[Dataset records]
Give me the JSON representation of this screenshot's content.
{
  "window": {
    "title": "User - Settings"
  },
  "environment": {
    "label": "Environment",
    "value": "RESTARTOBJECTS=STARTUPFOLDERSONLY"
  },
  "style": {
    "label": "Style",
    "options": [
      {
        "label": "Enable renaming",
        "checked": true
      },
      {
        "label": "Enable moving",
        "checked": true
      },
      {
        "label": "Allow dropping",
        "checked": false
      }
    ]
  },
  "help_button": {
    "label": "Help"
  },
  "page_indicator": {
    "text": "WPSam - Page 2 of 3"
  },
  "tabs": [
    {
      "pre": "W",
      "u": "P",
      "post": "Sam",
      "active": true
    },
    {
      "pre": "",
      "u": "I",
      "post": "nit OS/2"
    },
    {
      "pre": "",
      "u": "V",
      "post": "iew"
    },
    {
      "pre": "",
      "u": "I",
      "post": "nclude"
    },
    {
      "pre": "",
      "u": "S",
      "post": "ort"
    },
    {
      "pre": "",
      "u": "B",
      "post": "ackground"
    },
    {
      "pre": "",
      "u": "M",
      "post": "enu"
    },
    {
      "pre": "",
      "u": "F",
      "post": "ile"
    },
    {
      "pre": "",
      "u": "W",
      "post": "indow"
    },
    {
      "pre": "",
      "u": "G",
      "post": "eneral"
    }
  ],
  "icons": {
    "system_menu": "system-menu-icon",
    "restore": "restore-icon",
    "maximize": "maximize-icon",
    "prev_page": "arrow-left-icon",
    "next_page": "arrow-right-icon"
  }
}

[Given exercise]
From the listing, copy each line containing the word "label".

[Result of the task]
    "label": "Environment",
    "label": "Style",
        "label": "Enable renaming",
        "label": "Enable moving",
        "label": "Allow dropping",
    "label": "Help"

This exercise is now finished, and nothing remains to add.